======== Provided records ========

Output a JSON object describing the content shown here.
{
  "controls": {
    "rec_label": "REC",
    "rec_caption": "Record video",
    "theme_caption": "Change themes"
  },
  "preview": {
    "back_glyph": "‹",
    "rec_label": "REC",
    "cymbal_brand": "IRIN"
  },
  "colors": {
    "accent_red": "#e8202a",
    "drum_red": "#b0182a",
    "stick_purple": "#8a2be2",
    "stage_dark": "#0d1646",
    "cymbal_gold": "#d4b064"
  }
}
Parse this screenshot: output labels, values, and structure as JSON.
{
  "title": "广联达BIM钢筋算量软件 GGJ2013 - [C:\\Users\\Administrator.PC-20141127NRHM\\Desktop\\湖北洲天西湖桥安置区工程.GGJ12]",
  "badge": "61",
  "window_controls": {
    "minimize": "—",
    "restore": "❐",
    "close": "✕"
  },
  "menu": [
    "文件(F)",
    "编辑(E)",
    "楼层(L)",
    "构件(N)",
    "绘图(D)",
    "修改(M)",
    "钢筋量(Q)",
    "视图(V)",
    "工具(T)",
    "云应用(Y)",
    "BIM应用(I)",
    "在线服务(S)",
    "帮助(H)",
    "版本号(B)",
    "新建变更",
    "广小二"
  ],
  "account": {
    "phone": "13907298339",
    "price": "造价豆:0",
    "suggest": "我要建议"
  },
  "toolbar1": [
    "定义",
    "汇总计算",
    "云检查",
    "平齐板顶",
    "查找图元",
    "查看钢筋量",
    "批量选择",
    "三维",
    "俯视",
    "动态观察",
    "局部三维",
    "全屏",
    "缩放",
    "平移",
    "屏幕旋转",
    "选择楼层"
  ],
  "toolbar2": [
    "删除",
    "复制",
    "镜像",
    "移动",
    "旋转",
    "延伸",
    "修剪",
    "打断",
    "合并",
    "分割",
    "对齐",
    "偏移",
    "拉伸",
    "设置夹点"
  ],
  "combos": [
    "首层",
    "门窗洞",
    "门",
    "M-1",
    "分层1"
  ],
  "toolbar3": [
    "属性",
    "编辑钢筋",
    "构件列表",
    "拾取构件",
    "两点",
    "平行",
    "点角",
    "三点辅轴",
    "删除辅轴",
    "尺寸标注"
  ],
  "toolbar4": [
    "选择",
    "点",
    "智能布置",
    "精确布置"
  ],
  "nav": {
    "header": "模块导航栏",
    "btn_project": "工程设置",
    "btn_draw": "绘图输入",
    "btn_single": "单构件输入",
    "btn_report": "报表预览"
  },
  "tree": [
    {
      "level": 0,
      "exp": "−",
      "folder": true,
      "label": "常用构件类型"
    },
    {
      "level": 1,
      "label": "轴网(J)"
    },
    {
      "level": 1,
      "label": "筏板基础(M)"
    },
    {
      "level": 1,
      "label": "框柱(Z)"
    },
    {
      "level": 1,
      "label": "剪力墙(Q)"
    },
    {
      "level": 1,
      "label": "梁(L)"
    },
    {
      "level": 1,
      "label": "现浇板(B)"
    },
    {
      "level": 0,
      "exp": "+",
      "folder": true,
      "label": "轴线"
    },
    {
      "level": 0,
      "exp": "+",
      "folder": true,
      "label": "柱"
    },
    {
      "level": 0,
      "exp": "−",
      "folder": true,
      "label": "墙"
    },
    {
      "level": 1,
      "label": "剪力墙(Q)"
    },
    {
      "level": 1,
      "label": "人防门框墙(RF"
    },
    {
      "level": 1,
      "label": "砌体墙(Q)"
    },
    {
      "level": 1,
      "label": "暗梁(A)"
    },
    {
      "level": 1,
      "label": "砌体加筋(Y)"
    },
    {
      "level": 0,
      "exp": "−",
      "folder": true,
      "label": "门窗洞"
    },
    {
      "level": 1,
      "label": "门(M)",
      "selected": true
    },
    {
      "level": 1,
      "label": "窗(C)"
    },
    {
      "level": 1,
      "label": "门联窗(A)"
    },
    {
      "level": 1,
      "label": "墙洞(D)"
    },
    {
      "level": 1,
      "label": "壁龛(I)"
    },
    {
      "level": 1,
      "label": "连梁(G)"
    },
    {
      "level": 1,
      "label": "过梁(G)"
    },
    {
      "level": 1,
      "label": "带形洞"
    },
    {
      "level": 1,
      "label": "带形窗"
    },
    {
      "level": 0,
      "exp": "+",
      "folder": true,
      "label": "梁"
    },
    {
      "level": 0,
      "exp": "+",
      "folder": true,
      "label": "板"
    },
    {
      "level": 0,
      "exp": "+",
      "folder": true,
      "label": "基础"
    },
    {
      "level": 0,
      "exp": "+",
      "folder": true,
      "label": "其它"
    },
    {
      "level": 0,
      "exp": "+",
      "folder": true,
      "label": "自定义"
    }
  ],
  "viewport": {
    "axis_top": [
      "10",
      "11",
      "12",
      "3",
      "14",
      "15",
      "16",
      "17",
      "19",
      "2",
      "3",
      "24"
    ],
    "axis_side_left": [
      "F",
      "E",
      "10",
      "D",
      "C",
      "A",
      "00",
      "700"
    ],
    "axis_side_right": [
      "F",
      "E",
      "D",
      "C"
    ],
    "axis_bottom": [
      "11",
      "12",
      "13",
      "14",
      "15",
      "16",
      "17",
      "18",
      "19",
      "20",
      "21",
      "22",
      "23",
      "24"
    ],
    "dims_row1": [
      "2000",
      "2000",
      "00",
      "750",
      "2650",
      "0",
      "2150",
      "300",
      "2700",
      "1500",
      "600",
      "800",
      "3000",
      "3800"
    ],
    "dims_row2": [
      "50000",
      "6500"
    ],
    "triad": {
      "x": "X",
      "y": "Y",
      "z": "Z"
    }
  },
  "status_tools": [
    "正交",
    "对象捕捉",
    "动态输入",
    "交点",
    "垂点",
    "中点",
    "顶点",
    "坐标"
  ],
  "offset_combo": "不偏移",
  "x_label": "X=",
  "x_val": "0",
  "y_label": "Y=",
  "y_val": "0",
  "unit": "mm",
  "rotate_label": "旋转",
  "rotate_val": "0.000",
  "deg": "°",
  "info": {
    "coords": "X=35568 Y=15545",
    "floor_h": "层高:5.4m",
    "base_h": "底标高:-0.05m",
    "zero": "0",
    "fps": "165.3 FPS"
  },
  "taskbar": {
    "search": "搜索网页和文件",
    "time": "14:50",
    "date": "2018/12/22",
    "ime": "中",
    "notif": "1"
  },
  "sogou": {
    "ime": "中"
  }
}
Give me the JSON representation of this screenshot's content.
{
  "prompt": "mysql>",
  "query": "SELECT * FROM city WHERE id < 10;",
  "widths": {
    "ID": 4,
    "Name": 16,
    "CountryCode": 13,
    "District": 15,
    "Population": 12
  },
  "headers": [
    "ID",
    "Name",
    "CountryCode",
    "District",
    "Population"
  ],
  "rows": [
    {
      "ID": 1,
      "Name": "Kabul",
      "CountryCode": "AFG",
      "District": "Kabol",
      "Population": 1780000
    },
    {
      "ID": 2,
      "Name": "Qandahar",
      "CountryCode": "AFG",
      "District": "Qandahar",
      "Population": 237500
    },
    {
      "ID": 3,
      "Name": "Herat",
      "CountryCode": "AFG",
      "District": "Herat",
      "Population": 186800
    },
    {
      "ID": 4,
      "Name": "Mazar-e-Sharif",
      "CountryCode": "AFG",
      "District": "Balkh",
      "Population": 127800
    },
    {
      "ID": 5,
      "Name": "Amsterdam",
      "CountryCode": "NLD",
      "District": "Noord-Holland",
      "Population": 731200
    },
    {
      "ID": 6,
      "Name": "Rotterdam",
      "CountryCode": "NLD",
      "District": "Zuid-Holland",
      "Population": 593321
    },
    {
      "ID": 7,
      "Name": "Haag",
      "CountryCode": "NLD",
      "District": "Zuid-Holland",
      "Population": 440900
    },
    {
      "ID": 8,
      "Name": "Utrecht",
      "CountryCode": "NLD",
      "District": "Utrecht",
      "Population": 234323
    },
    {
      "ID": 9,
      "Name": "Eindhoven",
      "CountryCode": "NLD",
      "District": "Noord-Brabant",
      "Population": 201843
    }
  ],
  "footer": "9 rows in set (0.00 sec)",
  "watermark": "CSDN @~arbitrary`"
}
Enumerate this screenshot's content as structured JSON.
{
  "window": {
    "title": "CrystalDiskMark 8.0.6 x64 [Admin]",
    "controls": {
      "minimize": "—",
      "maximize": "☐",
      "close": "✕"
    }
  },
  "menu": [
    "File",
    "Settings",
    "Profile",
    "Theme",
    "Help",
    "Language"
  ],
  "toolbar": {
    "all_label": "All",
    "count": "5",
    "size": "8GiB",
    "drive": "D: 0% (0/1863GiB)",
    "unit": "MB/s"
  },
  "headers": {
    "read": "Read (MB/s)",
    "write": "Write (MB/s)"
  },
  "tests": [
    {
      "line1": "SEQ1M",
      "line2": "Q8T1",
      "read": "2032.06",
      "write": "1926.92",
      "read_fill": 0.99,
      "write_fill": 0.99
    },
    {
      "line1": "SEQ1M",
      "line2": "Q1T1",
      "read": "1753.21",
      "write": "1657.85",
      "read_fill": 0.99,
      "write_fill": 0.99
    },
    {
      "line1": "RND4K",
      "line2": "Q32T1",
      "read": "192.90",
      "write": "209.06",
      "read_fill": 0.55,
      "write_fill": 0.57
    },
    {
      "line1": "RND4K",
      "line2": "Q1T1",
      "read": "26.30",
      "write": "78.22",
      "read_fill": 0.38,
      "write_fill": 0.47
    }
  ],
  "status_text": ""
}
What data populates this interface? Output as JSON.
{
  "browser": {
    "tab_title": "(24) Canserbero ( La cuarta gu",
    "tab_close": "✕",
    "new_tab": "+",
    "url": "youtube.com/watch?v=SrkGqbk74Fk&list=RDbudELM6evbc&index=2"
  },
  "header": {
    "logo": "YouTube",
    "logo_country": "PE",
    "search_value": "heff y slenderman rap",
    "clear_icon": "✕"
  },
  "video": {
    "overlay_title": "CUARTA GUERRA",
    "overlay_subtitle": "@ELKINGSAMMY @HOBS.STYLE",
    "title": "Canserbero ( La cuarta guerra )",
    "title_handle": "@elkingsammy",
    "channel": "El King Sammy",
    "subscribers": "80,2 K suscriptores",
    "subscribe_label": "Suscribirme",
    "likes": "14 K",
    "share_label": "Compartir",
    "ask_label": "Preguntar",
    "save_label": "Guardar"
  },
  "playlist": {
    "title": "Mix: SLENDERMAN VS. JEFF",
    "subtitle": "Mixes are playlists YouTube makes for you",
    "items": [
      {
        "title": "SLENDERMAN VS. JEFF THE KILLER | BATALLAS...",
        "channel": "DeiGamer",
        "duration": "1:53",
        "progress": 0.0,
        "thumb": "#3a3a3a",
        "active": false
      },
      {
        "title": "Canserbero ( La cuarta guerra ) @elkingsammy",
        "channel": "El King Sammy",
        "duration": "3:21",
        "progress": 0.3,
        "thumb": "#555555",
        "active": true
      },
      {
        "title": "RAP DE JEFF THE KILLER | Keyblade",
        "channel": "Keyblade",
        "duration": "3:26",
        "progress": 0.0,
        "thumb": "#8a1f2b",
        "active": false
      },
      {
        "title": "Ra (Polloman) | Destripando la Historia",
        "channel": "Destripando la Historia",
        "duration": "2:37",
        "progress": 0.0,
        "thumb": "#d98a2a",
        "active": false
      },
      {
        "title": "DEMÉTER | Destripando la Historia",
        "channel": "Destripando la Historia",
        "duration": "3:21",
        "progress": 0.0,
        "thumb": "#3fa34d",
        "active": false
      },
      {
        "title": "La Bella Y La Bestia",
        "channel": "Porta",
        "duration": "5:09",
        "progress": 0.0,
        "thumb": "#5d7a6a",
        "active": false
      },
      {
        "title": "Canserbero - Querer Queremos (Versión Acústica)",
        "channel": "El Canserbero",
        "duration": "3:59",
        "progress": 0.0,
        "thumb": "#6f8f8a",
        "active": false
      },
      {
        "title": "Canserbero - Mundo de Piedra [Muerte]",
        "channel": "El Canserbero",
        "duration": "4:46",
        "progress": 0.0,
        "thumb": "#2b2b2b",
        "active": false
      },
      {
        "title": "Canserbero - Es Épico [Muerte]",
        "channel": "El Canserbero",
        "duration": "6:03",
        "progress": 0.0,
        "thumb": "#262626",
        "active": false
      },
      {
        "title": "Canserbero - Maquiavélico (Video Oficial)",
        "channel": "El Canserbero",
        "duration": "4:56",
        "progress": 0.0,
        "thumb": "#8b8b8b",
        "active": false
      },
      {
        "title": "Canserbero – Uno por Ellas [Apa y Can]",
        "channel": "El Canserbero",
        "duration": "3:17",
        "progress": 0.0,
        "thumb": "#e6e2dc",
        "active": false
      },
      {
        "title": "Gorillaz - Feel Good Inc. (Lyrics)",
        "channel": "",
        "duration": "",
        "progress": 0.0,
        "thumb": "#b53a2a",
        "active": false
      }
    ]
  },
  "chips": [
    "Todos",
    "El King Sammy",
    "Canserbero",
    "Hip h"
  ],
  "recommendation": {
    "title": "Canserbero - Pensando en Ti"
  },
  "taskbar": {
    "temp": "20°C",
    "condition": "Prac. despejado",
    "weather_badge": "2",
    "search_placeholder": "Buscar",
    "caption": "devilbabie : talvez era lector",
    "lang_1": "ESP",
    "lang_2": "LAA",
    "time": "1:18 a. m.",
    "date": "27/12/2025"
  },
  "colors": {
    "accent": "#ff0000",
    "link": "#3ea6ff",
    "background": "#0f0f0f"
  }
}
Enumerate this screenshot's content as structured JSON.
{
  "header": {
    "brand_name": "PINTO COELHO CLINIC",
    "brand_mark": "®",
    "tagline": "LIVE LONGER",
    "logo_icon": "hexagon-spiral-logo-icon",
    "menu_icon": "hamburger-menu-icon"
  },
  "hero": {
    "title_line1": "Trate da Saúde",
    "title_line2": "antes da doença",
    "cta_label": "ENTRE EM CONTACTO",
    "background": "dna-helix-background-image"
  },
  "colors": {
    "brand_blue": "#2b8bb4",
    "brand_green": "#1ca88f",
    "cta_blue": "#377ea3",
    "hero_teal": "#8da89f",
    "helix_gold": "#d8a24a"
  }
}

========

Every line of the records that includes the word "KILLER" should be gathered.

        "title": "SLENDERMAN VS. JEFF THE KILLER | BATALLAS...",
        "title": "RAP DE JEFF THE KILLER | Keyblade",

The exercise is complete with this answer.